[start]

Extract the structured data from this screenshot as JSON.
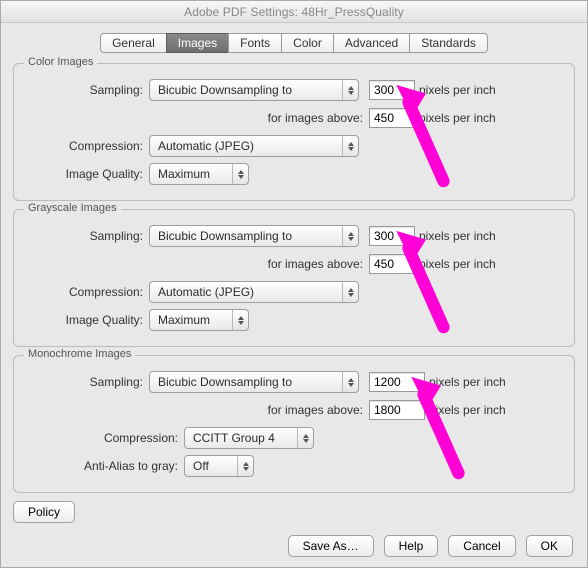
{
  "window_title": "Adobe PDF Settings: 48Hr_PressQuality",
  "tabs": [
    "General",
    "Images",
    "Fonts",
    "Color",
    "Advanced",
    "Standards"
  ],
  "active_tab_index": 1,
  "color": {
    "group_label": "Color Images",
    "sampling_label": "Sampling:",
    "sampling_value": "Bicubic Downsampling to",
    "ppi": "300",
    "ppi_suffix": "pixels per inch",
    "above_label": "for images above:",
    "above_value": "450",
    "above_suffix": "pixels per inch",
    "compression_label": "Compression:",
    "compression_value": "Automatic (JPEG)",
    "quality_label": "Image Quality:",
    "quality_value": "Maximum"
  },
  "gray": {
    "group_label": "Grayscale Images",
    "sampling_label": "Sampling:",
    "sampling_value": "Bicubic Downsampling to",
    "ppi": "300",
    "ppi_suffix": "pixels per inch",
    "above_label": "for images above:",
    "above_value": "450",
    "above_suffix": "pixels per inch",
    "compression_label": "Compression:",
    "compression_value": "Automatic (JPEG)",
    "quality_label": "Image Quality:",
    "quality_value": "Maximum"
  },
  "mono": {
    "group_label": "Monochrome Images",
    "sampling_label": "Sampling:",
    "sampling_value": "Bicubic Downsampling to",
    "ppi": "1200",
    "ppi_suffix": "pixels per inch",
    "above_label": "for images above:",
    "above_value": "1800",
    "above_suffix": "pixels per inch",
    "compression_label": "Compression:",
    "compression_value": "CCITT Group 4",
    "aa_label": "Anti-Alias to gray:",
    "aa_value": "Off"
  },
  "policy_button": "Policy",
  "footer": {
    "save_as": "Save As…",
    "help": "Help",
    "cancel": "Cancel",
    "ok": "OK"
  }
}
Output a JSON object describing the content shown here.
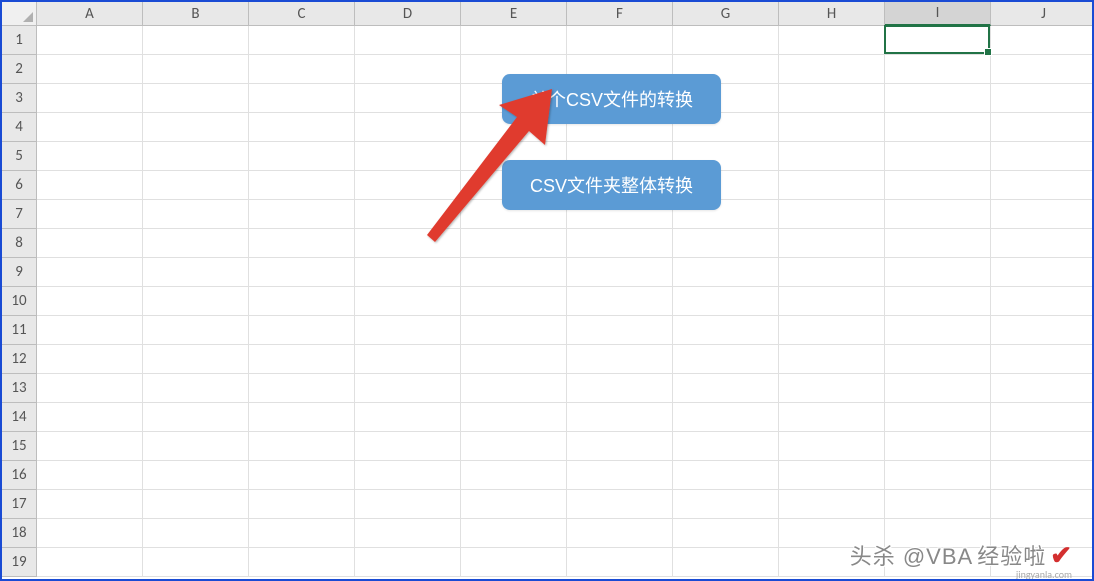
{
  "columns": [
    "A",
    "B",
    "C",
    "D",
    "E",
    "F",
    "G",
    "H",
    "I",
    "J"
  ],
  "rows": [
    "1",
    "2",
    "3",
    "4",
    "5",
    "6",
    "7",
    "8",
    "9",
    "10",
    "11",
    "12",
    "13",
    "14",
    "15",
    "16",
    "17",
    "18",
    "19"
  ],
  "active_column_index": 8,
  "active_row_index": 0,
  "buttons": {
    "single_csv_convert": "单个CSV文件的转换",
    "folder_csv_convert": "CSV文件夹整体转换"
  },
  "watermark": {
    "prefix": "头杀 @VBA",
    "suffix": "经验啦",
    "domain": "jingyanla.com"
  },
  "colors": {
    "button_bg": "#5b9bd5",
    "button_text": "#ffffff",
    "arrow": "#e03b2f",
    "active_border": "#217346",
    "grid_line": "#e0e0e0",
    "header_bg": "#e8e8e8",
    "frame_border": "#1a4bd4"
  }
}
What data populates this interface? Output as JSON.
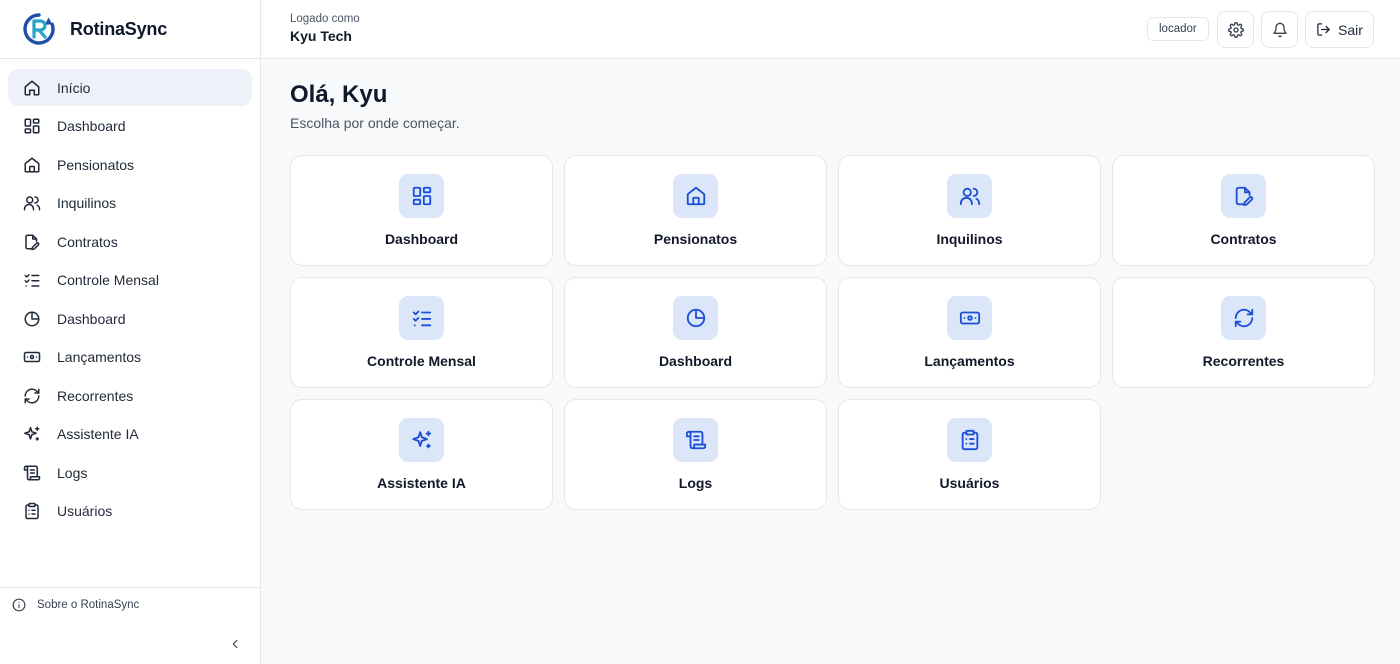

[end]

### [REQUIREMENTS]
Go through the listing above and write it all out exactly, leaving out any picture.

### [FINISHED ANSWER]
Extract the structured data from this screenshot as JSON.
{
  "window_title": "Adobe PDF Settings: 48Hr_PressQuality",
  "tabs": [
    "General",
    "Images",
    "Fonts",
    "Color",
    "Advanced",
    "Standards"
  ],
  "active_tab_index": 1,
  "color": {
    "group_label": "Color Images",
    "sampling_label": "Sampling:",
    "sampling_value": "Bicubic Downsampling to",
    "ppi": "300",
    "ppi_suffix": "pixels per inch",
    "above_label": "for images above:",
    "above_value": "450",
    "above_suffix": "pixels per inch",
    "compression_label": "Compression:",
    "compression_value": "Automatic (JPEG)",
    "quality_label": "Image Quality:",
    "quality_value": "Maximum"
  },
  "gray": {
    "group_label": "Grayscale Images",
    "sampling_label": "Sampling:",
    "sampling_value": "Bicubic Downsampling to",
    "ppi": "300",
    "ppi_suffix": "pixels per inch",
    "above_label": "for images above:",
    "above_value": "450",
    "above_suffix": "pixels per inch",
    "compression_label": "Compression:",
    "compression_value": "Automatic (JPEG)",
    "quality_label": "Image Quality:",
    "quality_value": "Maximum"
  },
  "mono": {
    "group_label": "Monochrome Images",
    "sampling_label": "Sampling:",
    "sampling_value": "Bicubic Downsampling to",
    "ppi": "1200",
    "ppi_suffix": "pixels per inch",
    "above_label": "for images above:",
    "above_value": "1800",
    "above_suffix": "pixels per inch",
    "compression_label": "Compression:",
    "compression_value": "CCITT Group 4",
    "aa_label": "Anti-Alias to gray:",
    "aa_value": "Off"
  },
  "policy_button": "Policy",
  "footer": {
    "save_as": "Save As…",
    "help": "Help",
    "cancel": "Cancel",
    "ok": "OK"
  }
}
Output a JSON object describing the content shown here.
{
  "columns": [
    "A",
    "B",
    "C",
    "D",
    "E",
    "F",
    "G",
    "H",
    "I",
    "J"
  ],
  "rows": [
    "1",
    "2",
    "3",
    "4",
    "5",
    "6",
    "7",
    "8",
    "9",
    "10",
    "11",
    "12",
    "13",
    "14",
    "15",
    "16",
    "17",
    "18",
    "19"
  ],
  "active_column_index": 8,
  "active_row_index": 0,
  "buttons": {
    "single_csv_convert": "单个CSV文件的转换",
    "folder_csv_convert": "CSV文件夹整体转换"
  },
  "watermark": {
    "prefix": "头杀 @VBA",
    "suffix": "经验啦",
    "domain": "jingyanla.com"
  },
  "colors": {
    "button_bg": "#5b9bd5",
    "button_text": "#ffffff",
    "arrow": "#e03b2f",
    "active_border": "#217346",
    "grid_line": "#e0e0e0",
    "header_bg": "#e8e8e8",
    "frame_border": "#1a4bd4"
  }
}
What data populates this interface? Output as JSON.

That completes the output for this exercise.